> _WHAT YOU SHOULD DO_: Gather up every line that includes the string "from".
_ _ _ _ _
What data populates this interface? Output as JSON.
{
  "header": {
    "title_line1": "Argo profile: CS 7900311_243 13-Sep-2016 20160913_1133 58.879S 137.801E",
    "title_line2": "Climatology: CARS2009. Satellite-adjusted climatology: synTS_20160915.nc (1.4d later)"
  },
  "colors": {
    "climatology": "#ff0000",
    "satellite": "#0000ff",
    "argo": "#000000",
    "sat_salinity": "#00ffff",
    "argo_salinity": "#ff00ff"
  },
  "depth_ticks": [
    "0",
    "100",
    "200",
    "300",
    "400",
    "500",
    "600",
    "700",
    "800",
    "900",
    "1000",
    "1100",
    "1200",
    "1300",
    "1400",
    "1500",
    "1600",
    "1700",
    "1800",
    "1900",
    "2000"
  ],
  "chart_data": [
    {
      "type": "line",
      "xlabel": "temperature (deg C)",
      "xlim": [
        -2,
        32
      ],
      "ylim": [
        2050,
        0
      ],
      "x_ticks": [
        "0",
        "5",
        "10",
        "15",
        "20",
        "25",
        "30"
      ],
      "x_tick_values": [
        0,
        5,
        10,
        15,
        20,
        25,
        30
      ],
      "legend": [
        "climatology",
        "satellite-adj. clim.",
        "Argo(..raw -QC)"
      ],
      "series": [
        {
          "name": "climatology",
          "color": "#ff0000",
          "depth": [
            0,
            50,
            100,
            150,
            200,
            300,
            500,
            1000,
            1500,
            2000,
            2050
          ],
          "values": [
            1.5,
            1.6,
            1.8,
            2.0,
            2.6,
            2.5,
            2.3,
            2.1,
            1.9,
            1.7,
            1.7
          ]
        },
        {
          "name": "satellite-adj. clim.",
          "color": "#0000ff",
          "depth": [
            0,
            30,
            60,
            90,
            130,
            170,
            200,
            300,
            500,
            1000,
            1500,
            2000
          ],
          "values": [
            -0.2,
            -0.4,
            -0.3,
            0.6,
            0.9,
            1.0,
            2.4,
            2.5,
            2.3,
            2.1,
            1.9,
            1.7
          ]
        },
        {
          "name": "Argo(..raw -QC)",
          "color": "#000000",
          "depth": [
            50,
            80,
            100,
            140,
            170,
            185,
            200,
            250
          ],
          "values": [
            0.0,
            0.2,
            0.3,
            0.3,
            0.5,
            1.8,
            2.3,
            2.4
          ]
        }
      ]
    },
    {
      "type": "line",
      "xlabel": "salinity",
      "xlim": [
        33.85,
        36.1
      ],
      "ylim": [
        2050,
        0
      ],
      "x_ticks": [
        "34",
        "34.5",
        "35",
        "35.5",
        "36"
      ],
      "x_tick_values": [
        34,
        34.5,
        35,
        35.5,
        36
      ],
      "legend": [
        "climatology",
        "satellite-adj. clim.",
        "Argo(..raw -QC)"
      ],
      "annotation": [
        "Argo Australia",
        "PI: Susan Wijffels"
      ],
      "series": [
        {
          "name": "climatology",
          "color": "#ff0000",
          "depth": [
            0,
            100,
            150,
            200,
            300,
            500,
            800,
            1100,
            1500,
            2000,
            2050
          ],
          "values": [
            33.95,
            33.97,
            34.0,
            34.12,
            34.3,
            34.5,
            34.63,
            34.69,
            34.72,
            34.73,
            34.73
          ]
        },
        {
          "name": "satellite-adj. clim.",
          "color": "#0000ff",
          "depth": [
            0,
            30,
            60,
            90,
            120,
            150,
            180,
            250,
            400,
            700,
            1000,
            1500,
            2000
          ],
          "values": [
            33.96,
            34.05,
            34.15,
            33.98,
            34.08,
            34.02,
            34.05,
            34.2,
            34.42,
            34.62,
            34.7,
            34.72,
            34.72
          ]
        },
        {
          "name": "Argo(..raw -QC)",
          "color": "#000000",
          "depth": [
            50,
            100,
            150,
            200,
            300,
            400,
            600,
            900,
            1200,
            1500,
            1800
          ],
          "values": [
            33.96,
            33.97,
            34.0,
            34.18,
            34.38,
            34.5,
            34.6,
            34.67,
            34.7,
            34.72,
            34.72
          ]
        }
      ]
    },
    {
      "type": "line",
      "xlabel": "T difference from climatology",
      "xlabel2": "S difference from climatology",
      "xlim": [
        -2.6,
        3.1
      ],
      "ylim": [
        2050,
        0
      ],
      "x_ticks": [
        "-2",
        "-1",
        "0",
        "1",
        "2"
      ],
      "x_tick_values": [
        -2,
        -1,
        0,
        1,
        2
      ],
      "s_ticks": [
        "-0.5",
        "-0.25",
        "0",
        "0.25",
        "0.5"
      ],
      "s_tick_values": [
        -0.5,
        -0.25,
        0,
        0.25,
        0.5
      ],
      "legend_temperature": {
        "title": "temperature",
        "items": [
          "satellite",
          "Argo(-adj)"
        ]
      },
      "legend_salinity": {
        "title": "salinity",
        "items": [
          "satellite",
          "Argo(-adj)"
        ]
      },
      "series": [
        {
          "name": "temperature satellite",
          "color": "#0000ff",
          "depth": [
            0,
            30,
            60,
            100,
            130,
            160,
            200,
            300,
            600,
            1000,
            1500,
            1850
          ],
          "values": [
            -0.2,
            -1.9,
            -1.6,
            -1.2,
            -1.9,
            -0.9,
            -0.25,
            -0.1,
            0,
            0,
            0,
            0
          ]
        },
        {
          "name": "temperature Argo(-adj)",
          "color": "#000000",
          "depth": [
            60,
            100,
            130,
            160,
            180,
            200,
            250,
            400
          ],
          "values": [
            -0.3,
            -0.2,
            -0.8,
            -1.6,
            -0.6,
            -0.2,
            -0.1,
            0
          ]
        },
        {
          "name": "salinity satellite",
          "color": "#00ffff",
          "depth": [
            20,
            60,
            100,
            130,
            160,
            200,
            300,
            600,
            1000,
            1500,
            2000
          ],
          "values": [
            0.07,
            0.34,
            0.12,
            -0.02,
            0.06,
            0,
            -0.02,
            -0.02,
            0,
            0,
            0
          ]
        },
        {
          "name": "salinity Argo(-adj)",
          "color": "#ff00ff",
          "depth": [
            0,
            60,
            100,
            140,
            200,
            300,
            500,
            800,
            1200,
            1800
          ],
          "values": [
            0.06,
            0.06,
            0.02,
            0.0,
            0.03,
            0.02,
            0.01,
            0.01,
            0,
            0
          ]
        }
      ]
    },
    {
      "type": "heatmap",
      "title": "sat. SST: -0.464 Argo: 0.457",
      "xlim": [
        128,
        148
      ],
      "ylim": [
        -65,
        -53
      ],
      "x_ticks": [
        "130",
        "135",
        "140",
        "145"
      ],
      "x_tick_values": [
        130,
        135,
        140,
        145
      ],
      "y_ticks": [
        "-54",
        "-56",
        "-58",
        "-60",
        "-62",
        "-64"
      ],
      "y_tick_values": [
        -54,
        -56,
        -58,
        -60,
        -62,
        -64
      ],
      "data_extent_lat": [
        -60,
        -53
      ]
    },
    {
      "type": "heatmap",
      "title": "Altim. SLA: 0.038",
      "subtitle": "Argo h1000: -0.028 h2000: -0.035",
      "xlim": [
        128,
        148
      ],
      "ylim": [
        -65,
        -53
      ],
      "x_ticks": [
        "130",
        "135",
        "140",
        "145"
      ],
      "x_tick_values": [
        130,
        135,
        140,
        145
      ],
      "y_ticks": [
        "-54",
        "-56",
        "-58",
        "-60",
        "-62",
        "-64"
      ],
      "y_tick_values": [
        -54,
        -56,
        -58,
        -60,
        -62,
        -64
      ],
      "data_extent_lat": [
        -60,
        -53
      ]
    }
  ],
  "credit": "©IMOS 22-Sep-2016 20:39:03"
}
_ _ _ _ _
> _OUTPUT OF THE EXERCISE_:
      "xlabel": "T difference from climatology",
      "xlabel2": "S difference from climatology",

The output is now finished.